** start of Text to read **

I'm looking at this question and the solution given and I understand it, but I'm unable to see where I'm going wrong.

The question states that there are $k$ equally frequent colors and we do not know $k.$ We examine four smarties and notice that they are red, green, red, orange. We wish to find the maximum likelihood estimate $\hat{k}$.

The solution given is that $$\text{lik}(k) = \frac{(k-1)(k-2)}{k^3} $$ since we are looking at the probability that the second and fourth color differs from the first and the third is equal to the first. This can easily seen to be maximized when $\hat{k} = 5$.

My issue is why we are looking at the probability that the second colour and fourth are different from the first.

If we instead look at the probability as the probability of seeing R, G, R, O given there are $k$ colours then the likelihood function is just $$\text{lik}(k)=\frac{1}{k^4}$$ since all sequences of colours are equally likely. This is maximized when $k=3$ as there must at least be 3 different colors.

I can sort of see that I'm going wrong somewhere as my answer is independent of the sequence we get, but where exactly am I going wrong? And why is the correct interpretation to ignore the actual sequence we get and only look at the differentiation between the colors?

** end of Text to read **
** start of Extracted information **

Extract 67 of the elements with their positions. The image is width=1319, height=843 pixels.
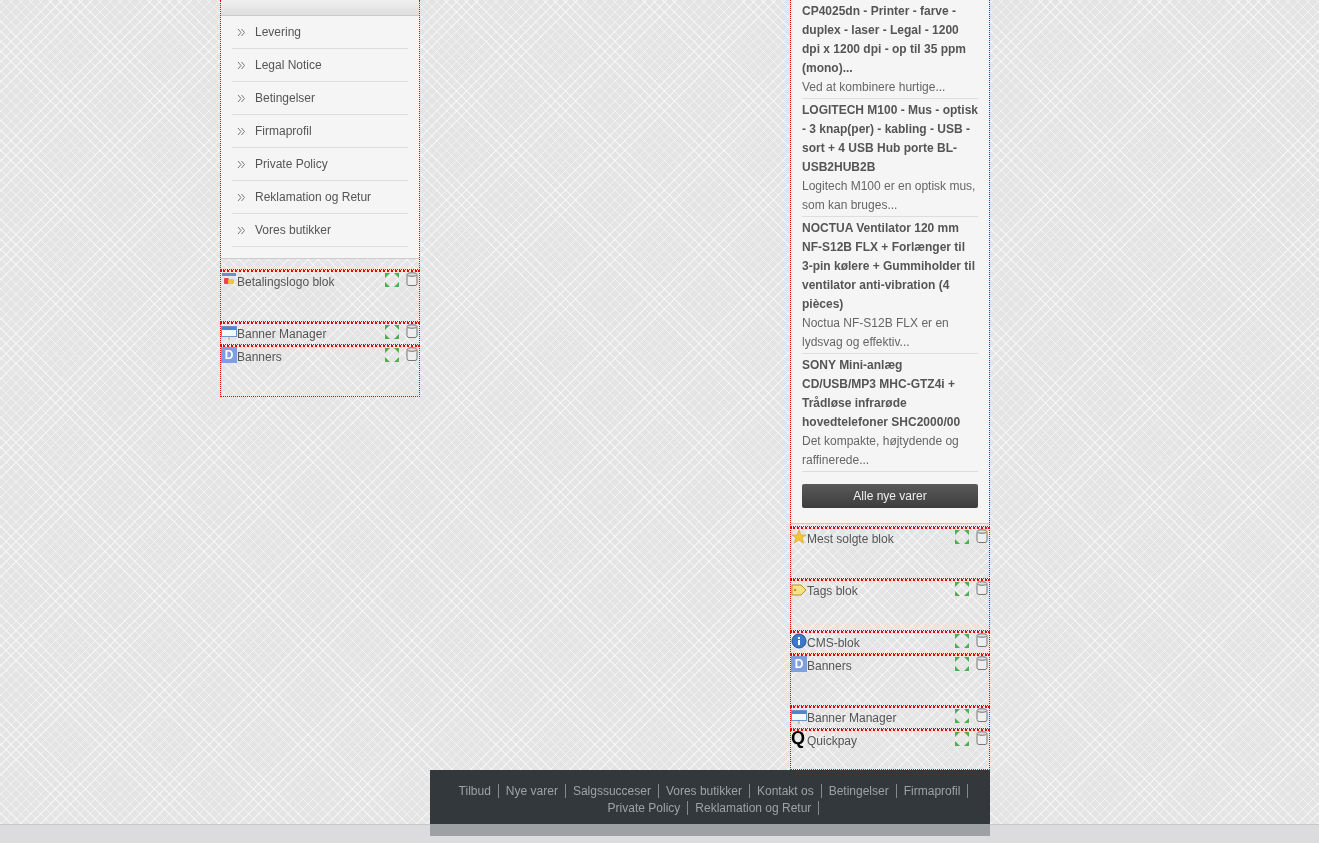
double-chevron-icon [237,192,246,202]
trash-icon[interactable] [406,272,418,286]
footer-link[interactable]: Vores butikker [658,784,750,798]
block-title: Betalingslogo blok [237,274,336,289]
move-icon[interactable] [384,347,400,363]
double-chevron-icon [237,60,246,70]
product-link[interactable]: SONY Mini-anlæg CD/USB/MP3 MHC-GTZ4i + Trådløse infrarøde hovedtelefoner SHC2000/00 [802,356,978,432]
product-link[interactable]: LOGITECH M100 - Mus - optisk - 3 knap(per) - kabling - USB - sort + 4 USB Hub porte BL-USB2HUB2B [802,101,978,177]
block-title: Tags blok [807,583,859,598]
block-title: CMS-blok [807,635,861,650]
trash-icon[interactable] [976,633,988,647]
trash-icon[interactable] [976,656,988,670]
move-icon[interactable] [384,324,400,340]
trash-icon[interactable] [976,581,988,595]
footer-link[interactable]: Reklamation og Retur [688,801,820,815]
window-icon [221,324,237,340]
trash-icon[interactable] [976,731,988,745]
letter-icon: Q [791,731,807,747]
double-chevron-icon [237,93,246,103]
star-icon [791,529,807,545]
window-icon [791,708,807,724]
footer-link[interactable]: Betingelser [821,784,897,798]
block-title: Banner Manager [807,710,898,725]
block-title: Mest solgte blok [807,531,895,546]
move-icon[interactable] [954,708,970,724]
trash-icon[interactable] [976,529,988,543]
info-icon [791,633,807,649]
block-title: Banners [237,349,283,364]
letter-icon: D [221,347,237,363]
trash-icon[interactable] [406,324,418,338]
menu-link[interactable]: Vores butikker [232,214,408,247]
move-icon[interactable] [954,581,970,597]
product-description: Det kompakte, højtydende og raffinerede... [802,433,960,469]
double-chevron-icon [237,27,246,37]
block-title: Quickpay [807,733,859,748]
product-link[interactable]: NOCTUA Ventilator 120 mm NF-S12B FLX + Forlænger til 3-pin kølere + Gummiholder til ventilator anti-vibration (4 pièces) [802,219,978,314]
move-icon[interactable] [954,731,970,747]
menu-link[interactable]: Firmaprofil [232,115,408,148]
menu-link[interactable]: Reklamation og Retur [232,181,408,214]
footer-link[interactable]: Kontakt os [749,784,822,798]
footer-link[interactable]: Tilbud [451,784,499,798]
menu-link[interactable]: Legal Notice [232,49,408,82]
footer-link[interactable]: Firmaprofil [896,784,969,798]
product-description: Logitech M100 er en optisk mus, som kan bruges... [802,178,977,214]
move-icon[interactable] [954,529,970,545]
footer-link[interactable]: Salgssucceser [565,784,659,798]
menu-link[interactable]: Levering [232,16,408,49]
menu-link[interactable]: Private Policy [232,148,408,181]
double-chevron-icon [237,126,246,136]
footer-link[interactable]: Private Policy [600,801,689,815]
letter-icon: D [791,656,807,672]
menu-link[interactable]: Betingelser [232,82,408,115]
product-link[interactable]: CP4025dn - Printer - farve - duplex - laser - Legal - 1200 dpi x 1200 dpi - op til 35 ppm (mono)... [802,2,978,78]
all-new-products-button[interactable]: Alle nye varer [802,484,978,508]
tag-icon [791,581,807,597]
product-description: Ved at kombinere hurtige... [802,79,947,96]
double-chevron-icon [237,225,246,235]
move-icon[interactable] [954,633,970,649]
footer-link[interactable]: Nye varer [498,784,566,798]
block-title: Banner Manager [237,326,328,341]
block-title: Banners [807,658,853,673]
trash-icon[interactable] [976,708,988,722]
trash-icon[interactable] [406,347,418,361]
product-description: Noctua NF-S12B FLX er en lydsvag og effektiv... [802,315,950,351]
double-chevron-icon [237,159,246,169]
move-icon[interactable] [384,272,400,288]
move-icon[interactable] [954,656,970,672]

** end of Extracted information **

Requests -
a: In the forum post about estimating the number of smarties colors, what value of k does the given solution's likelihood reach its maximum at?
b: Write what comes next in the forum post about estimating the number of smarties colors, starting after its final sentence.

Final answers -
a: k = 5

b:
EDIT: I'm trying to reimagine a question with $k$ being the maximum positive integer allowed and we see a specific sequence 3, 1, 3, 7. In that case I believe my interpretation would probably be correct. So it must have something to do with the fact that colors aren't ordered, but I'm not able to convince myself exactly what the issue is.


Solution 1:

We know in advance that there is at least one color. Thus when we observe the color of the first one we are seeing an event of probability $1,$ regardless of what $k$ is.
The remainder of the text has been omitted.